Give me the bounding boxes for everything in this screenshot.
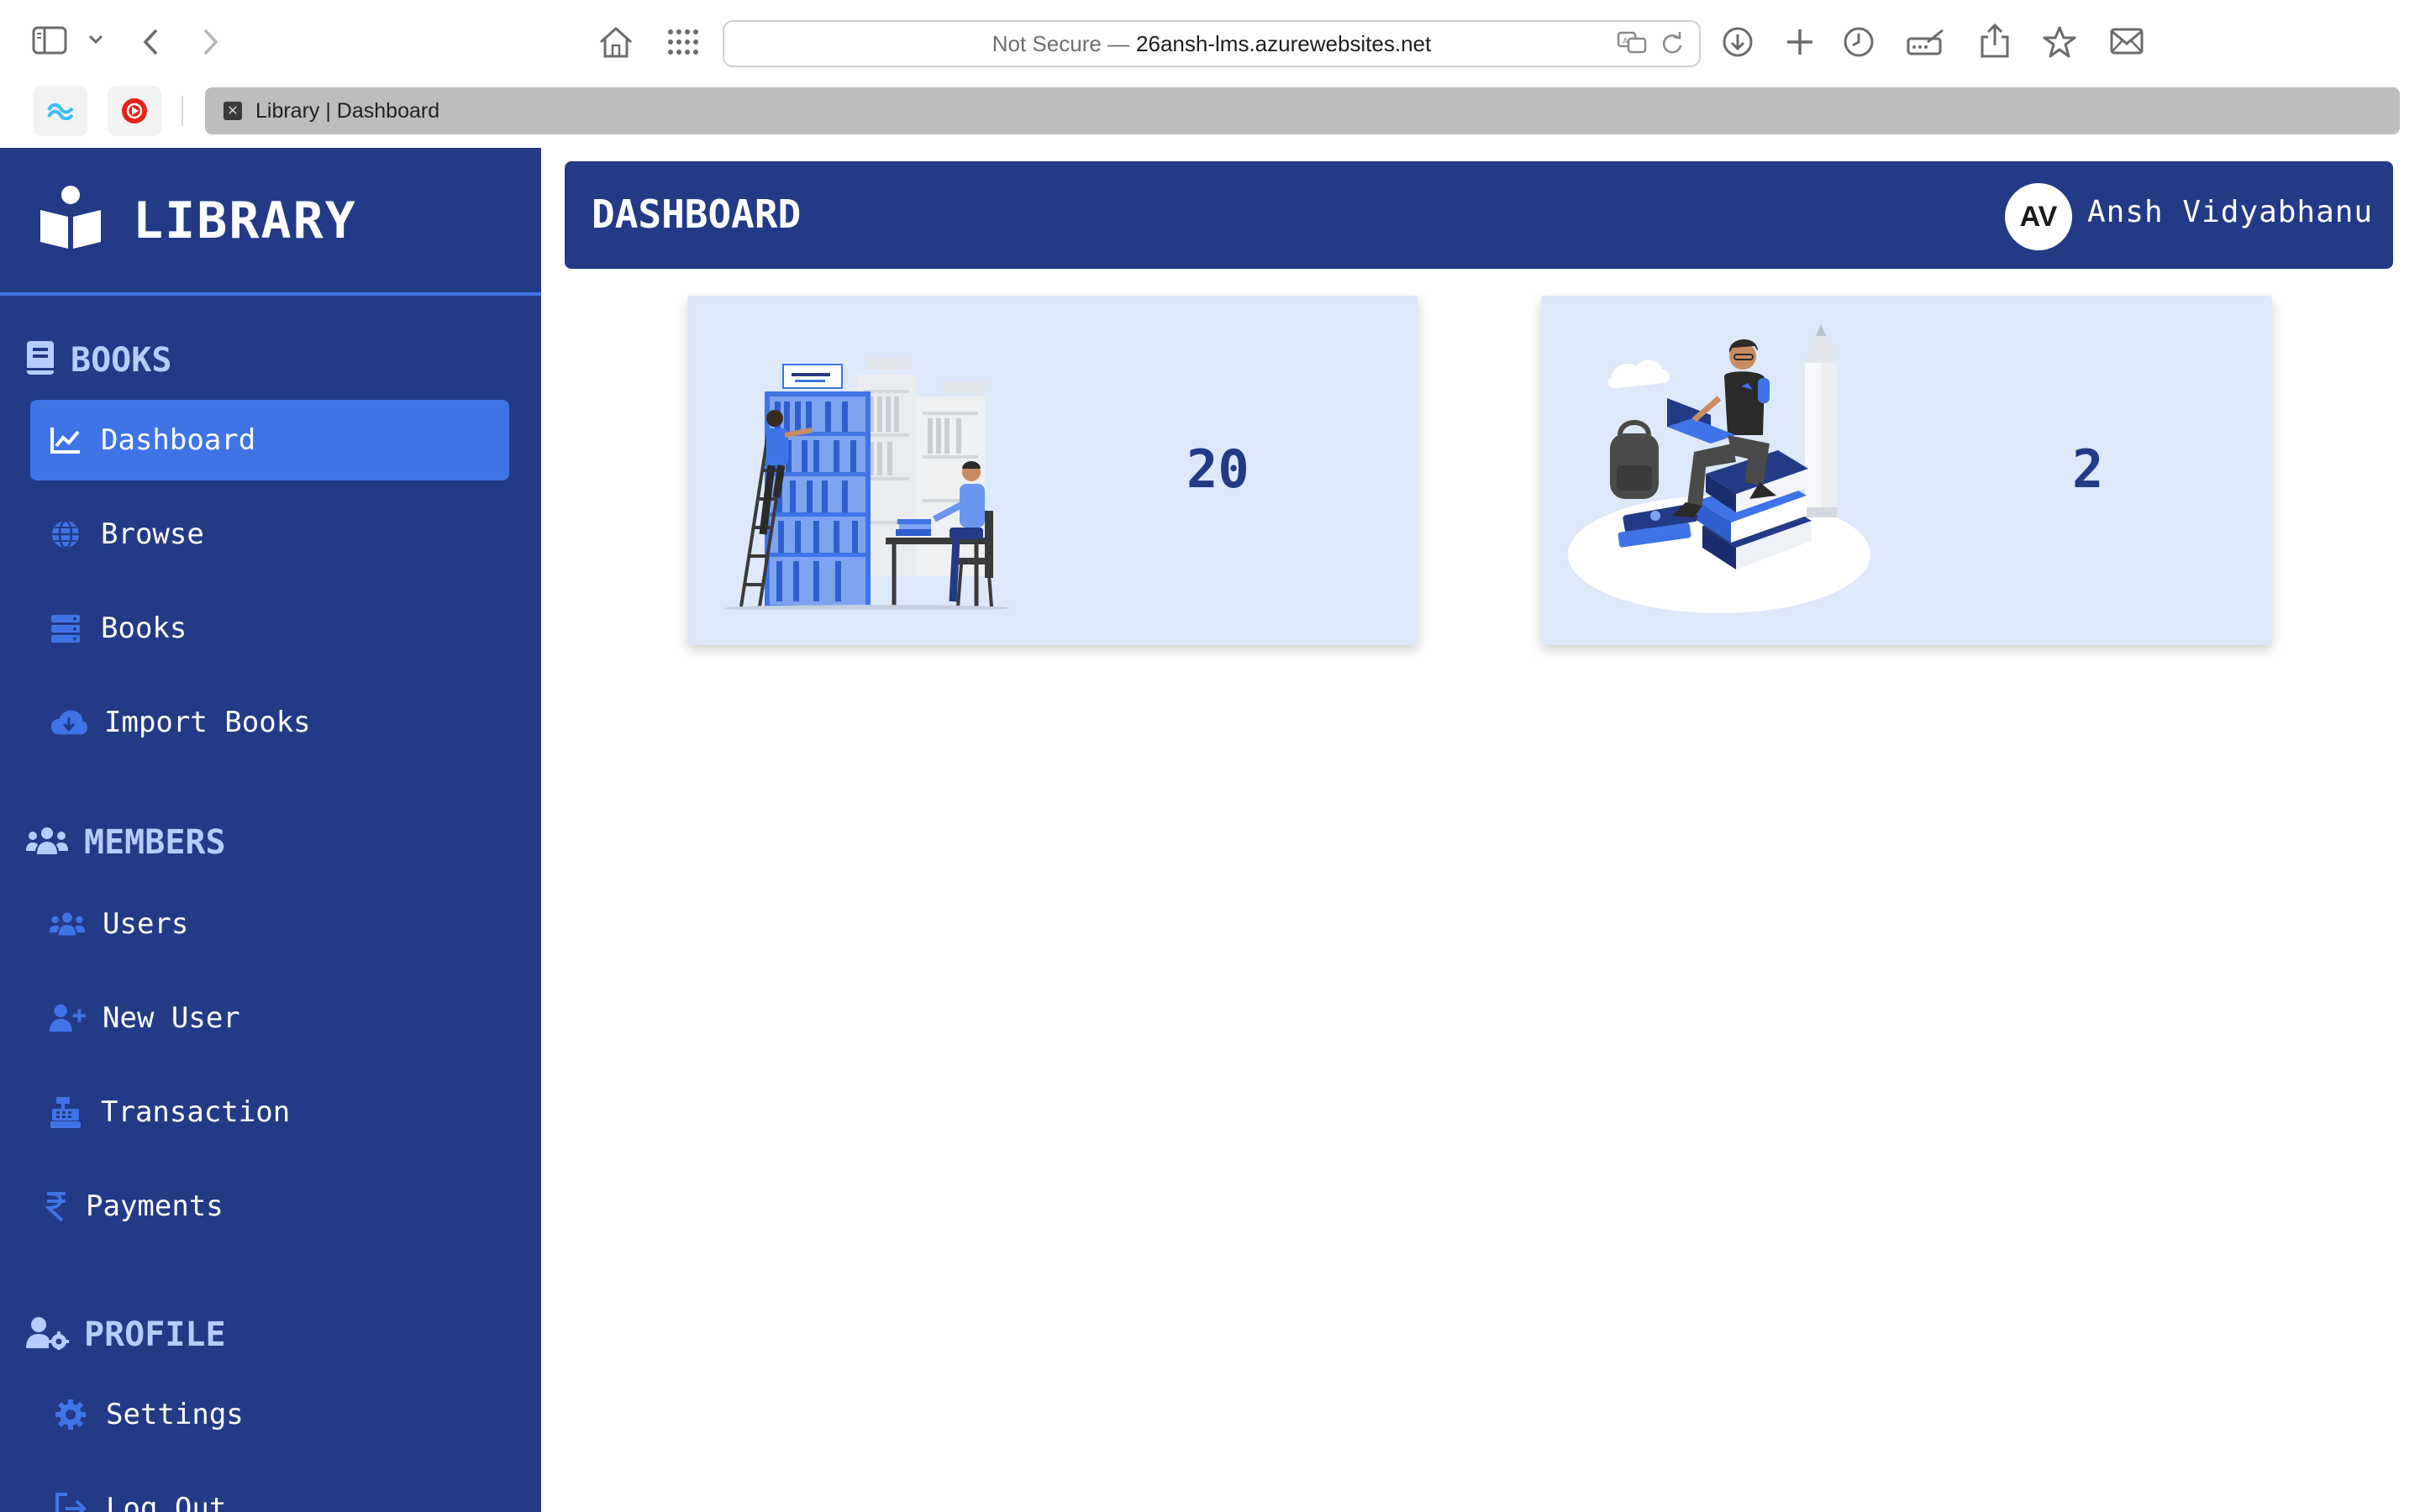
page-header: DASHBOARD AV Ansh Vidyabhanu — [565, 161, 2393, 269]
nav-label: Settings — [106, 1398, 244, 1431]
cloud-download-icon — [50, 704, 87, 741]
download-icon[interactable] — [1721, 25, 1754, 59]
security-indicator: Not Secure — — [992, 30, 1130, 56]
members-count-value: 2 — [2072, 438, 2104, 500]
nav-label: Users — [103, 907, 189, 941]
books-count-value: 20 — [1186, 438, 1249, 500]
section-title: PROFILE — [84, 1315, 226, 1354]
users-icon — [25, 826, 69, 860]
cash-register-icon — [47, 1094, 84, 1131]
users-icon — [49, 906, 86, 942]
sign-out-icon — [52, 1490, 89, 1512]
gear-icon — [52, 1396, 89, 1433]
stat-card-members[interactable]: 2 — [1541, 296, 2272, 645]
share-icon[interactable] — [1980, 22, 2010, 59]
user-cog-icon — [25, 1316, 69, 1354]
back-icon[interactable] — [141, 27, 161, 57]
book-reader-icon — [37, 185, 104, 255]
brand[interactable]: LIBRARY — [0, 148, 541, 296]
user-plus-icon — [49, 1000, 86, 1037]
history-icon[interactable] — [1842, 25, 1876, 59]
section-books: BOOKS — [25, 339, 171, 381]
avatar[interactable]: AV — [2005, 183, 2072, 250]
nav-label: Import Books — [104, 706, 311, 739]
url-text: 26ansh-lms.azurewebsites.net — [1136, 30, 1432, 56]
tailwind-favicon-icon[interactable] — [34, 86, 87, 136]
globe-icon — [47, 516, 84, 553]
youtube-music-favicon-icon[interactable] — [108, 86, 161, 136]
tab-title: Library | Dashboard — [255, 98, 440, 123]
nav-payments[interactable]: Payments — [30, 1166, 509, 1247]
stat-card-books[interactable]: 20 — [687, 296, 1418, 645]
student-on-books-illustration — [1568, 318, 1879, 624]
favorites-divider — [182, 96, 183, 126]
nav-label: Payments — [86, 1189, 224, 1223]
user-name[interactable]: Ansh Vidyabhanu — [2087, 195, 2373, 229]
translate-icon[interactable]: A — [1617, 30, 1647, 61]
home-icon[interactable] — [598, 25, 634, 59]
bookmark-star-icon[interactable] — [2042, 25, 2077, 59]
forward-icon[interactable] — [200, 27, 220, 57]
chevron-down-icon[interactable] — [87, 34, 104, 45]
nav-label: Browse — [101, 517, 204, 551]
nav-transaction[interactable]: Transaction — [30, 1072, 509, 1152]
section-title: MEMBERS — [84, 823, 226, 862]
nav-settings[interactable]: Settings — [30, 1374, 509, 1455]
browser-chrome: Not Secure — 26ansh-lms.azurewebsites.ne… — [0, 0, 2420, 148]
nav-label: Transaction — [101, 1095, 291, 1129]
nav-label: Log Out — [106, 1492, 227, 1512]
section-profile: PROFILE — [25, 1315, 226, 1354]
nav-label: Books — [101, 612, 187, 645]
rupee-icon — [44, 1188, 69, 1225]
section-title: BOOKS — [71, 340, 172, 380]
nav-import-books[interactable]: Import Books — [30, 682, 509, 763]
nav-label: Dashboard — [101, 423, 256, 457]
markup-icon[interactable] — [1906, 27, 1946, 57]
brand-title: LIBRARY — [133, 192, 357, 250]
tab-close-icon[interactable]: ✕ — [224, 102, 242, 120]
nav-books[interactable]: Books — [30, 588, 509, 669]
new-tab-icon[interactable] — [1785, 27, 1815, 57]
nav-new-user[interactable]: New User — [30, 978, 509, 1058]
page-title: DASHBOARD — [592, 192, 802, 237]
address-bar[interactable]: Not Secure — 26ansh-lms.azurewebsites.ne… — [723, 20, 1701, 67]
sidebar: LIBRARY BOOKS Dashboard Browse Books Imp… — [0, 148, 541, 1512]
nav-browse[interactable]: Browse — [30, 494, 509, 575]
sidebar-toggle-icon[interactable] — [32, 25, 69, 57]
grid-icon[interactable] — [667, 29, 699, 55]
browser-tab[interactable]: ✕ Library | Dashboard — [205, 87, 2400, 134]
nav-dashboard[interactable]: Dashboard — [30, 400, 509, 480]
book-icon — [25, 339, 55, 381]
nav-users[interactable]: Users — [30, 884, 509, 964]
reload-icon[interactable] — [1660, 30, 1684, 61]
svg-text:A: A — [1623, 37, 1628, 46]
mail-icon[interactable] — [2109, 27, 2144, 55]
chart-line-icon — [47, 422, 84, 459]
server-icon — [47, 610, 84, 647]
nav-log-out[interactable]: Log Out — [30, 1468, 509, 1512]
section-members: MEMBERS — [25, 823, 226, 862]
library-shelves-illustration — [708, 324, 1018, 614]
nav-label: New User — [103, 1001, 240, 1035]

**Written task:** Identify every line above that contains the string "section", matching case exactly, and copy each of those lines in full.

**The solution:**
section-title: PROFILE — [84, 1315, 226, 1354]
section-books: BOOKS — [25, 339, 171, 381]
section-title: MEMBERS — [84, 823, 226, 862]
section-profile: PROFILE — [25, 1315, 226, 1354]
section-title: BOOKS — [71, 340, 172, 380]
section-members: MEMBERS — [25, 823, 226, 862]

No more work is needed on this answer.